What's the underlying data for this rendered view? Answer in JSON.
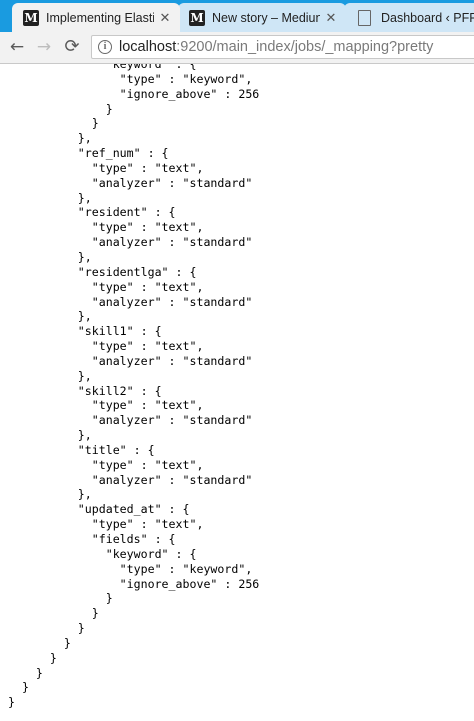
{
  "tabs": [
    {
      "title": "Implementing Elasti",
      "icon": "medium-m-icon",
      "active": true
    },
    {
      "title": "New story – Mediun",
      "icon": "medium-m-icon",
      "active": false
    },
    {
      "title": "Dashboard ‹ PFPEI",
      "icon": "page-icon",
      "active": false
    }
  ],
  "favicon_letter": "M",
  "toolbar": {
    "back_icon": "←",
    "forward_icon": "→",
    "reload_icon": "⟳",
    "info_icon": "i",
    "url_host": "localhost",
    "url_path": ":9200/main_index/jobs/_mapping?pretty"
  },
  "json_lines": [
    "              \"keyword\" : {",
    "                \"type\" : \"keyword\",",
    "                \"ignore_above\" : 256",
    "              }",
    "            }",
    "          },",
    "          \"ref_num\" : {",
    "            \"type\" : \"text\",",
    "            \"analyzer\" : \"standard\"",
    "          },",
    "          \"resident\" : {",
    "            \"type\" : \"text\",",
    "            \"analyzer\" : \"standard\"",
    "          },",
    "          \"residentlga\" : {",
    "            \"type\" : \"text\",",
    "            \"analyzer\" : \"standard\"",
    "          },",
    "          \"skill1\" : {",
    "            \"type\" : \"text\",",
    "            \"analyzer\" : \"standard\"",
    "          },",
    "          \"skill2\" : {",
    "            \"type\" : \"text\",",
    "            \"analyzer\" : \"standard\"",
    "          },",
    "          \"title\" : {",
    "            \"type\" : \"text\",",
    "            \"analyzer\" : \"standard\"",
    "          },",
    "          \"updated_at\" : {",
    "            \"type\" : \"text\",",
    "            \"fields\" : {",
    "              \"keyword\" : {",
    "                \"type\" : \"keyword\",",
    "                \"ignore_above\" : 256",
    "              }",
    "            }",
    "          }",
    "        }",
    "      }",
    "    }",
    "  }",
    "}"
  ]
}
·····
• **INSTRUCTIONS FOR THE TASK**: Pick out each line containing the string "title" and copy it.

• **TASK SOLUTION**:
      "title": "Implementing Elasti",
      "title": "New story – Mediun",
      "title": "Dashboard ‹ PFPEI",
    "          \"title\" : {",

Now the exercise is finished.